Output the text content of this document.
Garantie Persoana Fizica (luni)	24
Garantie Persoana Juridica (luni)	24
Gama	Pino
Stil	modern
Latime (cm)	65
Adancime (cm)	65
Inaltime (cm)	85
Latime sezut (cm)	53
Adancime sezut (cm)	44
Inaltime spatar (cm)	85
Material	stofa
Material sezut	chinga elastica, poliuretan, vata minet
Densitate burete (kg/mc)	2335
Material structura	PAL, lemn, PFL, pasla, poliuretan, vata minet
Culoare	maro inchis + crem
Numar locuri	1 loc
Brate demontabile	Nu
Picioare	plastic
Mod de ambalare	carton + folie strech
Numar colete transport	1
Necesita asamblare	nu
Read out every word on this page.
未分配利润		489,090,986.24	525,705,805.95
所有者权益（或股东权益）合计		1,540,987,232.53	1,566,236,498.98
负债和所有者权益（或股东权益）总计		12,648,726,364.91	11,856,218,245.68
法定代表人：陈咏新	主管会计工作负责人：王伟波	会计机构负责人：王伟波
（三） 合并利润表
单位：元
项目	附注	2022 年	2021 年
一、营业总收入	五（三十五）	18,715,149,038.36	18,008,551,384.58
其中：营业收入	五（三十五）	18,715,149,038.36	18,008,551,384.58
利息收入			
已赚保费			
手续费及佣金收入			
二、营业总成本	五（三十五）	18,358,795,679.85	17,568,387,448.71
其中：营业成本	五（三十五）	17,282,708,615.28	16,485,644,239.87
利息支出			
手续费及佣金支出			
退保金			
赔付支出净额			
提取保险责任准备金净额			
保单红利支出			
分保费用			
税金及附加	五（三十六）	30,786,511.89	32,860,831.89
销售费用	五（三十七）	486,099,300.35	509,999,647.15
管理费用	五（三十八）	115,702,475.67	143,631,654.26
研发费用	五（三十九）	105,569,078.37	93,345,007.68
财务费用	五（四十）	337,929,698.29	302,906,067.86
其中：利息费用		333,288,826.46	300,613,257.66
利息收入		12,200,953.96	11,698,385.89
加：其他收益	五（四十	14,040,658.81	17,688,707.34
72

- [Problem to solve]
From the listing above, pick out each line where the word "vata" appears.

- [Full solution]
Material sezut	chinga elastica, poliuretan, vata minet
Material structura	PAL, lemn, PFL, pasla, poliuretan, vata minet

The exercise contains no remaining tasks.